Dataset entries
┄┄┄┄┄┄┄┄┄┄
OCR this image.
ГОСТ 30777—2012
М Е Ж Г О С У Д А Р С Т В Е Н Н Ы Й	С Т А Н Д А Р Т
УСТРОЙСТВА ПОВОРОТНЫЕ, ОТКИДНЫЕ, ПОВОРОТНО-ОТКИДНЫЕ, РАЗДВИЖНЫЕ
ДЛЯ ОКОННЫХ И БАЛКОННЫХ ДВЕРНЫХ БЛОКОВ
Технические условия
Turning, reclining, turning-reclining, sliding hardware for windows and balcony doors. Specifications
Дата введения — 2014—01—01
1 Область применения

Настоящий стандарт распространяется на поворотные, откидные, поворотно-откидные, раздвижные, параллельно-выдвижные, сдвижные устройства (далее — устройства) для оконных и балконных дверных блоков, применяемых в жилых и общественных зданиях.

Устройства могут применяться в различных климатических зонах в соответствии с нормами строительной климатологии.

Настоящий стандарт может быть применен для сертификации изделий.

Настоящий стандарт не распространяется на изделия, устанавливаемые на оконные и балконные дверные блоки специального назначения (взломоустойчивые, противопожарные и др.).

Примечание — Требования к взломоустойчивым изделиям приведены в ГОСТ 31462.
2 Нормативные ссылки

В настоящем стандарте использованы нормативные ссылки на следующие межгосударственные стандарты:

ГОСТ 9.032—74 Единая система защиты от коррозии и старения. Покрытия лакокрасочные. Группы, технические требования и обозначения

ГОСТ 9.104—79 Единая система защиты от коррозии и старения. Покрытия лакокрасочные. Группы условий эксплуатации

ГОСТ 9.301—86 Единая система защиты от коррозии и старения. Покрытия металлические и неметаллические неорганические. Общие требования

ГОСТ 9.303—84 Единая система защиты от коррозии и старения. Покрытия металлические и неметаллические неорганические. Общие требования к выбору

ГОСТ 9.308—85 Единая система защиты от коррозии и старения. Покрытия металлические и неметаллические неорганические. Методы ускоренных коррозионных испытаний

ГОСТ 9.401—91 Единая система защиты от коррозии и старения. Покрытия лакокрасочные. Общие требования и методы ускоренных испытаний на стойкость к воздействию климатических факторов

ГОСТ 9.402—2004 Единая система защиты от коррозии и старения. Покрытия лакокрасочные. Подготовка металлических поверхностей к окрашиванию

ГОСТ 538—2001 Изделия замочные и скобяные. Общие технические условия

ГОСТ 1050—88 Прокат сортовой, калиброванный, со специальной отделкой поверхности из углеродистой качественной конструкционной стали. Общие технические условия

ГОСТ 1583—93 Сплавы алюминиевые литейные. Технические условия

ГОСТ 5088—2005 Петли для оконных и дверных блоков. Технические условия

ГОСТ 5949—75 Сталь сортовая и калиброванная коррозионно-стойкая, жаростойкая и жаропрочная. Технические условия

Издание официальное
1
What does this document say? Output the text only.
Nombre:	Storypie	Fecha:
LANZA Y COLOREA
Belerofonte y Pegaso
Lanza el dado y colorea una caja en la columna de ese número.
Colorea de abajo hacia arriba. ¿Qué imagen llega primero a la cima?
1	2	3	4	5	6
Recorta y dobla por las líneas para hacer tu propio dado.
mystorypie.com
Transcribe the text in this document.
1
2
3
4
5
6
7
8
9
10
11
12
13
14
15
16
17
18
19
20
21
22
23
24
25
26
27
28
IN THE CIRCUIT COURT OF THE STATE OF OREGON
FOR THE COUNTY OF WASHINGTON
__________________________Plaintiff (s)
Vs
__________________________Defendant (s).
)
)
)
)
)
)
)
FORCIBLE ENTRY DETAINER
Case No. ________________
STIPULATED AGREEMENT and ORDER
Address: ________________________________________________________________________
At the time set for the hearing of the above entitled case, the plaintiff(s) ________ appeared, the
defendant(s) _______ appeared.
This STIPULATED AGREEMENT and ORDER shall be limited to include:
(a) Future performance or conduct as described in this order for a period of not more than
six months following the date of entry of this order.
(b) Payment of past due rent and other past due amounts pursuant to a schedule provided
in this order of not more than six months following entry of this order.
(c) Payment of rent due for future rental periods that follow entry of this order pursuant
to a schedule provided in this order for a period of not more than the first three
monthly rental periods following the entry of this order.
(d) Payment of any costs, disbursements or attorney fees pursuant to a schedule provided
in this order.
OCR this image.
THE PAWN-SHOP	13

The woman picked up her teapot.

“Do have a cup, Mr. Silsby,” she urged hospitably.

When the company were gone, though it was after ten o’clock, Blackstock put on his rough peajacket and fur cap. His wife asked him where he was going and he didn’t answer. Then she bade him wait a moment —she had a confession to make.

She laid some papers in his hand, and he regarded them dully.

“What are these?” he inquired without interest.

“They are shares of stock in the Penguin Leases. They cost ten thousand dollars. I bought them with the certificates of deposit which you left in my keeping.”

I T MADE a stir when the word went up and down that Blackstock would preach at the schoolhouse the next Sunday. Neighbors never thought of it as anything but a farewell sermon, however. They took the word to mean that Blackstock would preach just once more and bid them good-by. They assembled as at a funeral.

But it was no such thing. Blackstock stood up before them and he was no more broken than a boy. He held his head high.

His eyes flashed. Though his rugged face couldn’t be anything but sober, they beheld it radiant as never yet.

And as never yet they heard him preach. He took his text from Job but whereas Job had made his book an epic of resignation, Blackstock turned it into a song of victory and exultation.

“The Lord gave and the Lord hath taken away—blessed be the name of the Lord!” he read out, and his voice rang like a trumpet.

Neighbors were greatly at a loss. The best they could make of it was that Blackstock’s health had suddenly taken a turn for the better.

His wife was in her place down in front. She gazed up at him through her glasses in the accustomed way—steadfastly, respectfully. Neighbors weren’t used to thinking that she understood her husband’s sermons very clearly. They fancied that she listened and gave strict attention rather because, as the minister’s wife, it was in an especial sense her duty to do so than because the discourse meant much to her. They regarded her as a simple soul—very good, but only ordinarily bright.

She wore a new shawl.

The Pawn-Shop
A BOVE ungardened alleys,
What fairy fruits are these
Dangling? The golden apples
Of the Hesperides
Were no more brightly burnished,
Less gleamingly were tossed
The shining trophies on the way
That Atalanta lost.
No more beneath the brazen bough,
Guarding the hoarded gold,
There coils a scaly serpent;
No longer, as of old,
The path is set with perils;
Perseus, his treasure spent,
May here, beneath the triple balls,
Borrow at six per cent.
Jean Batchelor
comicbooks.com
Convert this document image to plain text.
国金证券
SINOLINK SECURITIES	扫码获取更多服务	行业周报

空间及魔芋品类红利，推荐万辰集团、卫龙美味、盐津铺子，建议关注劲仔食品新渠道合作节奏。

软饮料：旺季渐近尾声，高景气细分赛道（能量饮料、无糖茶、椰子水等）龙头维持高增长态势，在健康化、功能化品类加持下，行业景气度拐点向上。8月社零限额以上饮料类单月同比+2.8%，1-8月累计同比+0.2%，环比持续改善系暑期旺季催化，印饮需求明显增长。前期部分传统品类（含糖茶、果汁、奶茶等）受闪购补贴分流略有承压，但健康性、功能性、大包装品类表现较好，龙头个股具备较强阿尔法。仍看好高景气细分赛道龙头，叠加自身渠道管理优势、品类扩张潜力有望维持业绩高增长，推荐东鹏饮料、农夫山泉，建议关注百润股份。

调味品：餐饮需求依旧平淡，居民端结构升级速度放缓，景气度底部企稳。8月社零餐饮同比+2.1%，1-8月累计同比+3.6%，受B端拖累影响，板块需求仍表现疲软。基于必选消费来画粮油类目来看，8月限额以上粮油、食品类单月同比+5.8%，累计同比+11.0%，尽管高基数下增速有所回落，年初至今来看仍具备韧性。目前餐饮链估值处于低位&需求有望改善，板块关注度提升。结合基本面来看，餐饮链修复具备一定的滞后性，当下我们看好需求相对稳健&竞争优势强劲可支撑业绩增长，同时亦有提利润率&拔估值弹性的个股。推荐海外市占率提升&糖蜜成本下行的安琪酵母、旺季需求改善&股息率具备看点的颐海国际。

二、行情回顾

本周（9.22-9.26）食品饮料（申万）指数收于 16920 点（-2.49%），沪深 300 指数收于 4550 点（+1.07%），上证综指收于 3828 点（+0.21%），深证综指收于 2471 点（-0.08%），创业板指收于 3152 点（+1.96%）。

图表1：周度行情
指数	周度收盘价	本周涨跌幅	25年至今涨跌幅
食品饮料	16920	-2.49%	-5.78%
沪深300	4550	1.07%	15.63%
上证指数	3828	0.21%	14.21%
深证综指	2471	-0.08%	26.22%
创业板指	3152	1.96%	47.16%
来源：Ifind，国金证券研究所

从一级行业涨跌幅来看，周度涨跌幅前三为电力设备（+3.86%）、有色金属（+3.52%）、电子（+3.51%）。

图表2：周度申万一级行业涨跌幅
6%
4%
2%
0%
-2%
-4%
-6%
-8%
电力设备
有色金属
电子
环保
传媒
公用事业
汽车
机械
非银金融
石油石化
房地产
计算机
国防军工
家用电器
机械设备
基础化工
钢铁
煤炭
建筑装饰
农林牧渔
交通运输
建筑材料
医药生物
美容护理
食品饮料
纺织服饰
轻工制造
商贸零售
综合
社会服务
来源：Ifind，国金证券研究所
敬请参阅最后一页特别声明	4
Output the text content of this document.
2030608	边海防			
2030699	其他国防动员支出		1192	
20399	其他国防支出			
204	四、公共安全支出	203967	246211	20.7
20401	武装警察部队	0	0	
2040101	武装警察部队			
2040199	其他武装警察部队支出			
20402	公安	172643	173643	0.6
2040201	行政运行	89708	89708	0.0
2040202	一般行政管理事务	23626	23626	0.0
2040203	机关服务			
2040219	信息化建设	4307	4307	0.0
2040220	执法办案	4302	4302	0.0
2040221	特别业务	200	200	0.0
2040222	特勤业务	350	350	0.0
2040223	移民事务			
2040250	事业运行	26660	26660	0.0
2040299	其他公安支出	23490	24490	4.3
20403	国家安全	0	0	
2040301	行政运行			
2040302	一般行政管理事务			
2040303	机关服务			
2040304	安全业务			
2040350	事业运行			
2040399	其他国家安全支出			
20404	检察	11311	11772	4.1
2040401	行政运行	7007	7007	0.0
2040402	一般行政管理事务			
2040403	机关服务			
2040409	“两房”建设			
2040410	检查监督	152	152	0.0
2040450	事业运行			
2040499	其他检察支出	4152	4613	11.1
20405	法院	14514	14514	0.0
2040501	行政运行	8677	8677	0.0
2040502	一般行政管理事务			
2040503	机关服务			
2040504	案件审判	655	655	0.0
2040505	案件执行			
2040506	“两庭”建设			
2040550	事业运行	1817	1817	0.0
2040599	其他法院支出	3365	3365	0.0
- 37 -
┄┄┄┄┄┄┄┄┄┄
**What you need to do**
Select the lines from the entries that include the word "食品饮料".

**Exercise result**
本周（9.22-9.26）食品饮料（申万）指数收于 16920 点（-2.49%），沪深 300 指数收于 4550 点（+1.07%），上证综指收于 3828 点（+0.21%），深证综指收于 2471 点（-0.08%），创业板指收于 3152 点（+1.96%）。
食品饮料	16920	-2.49%	-5.78%
食品饮料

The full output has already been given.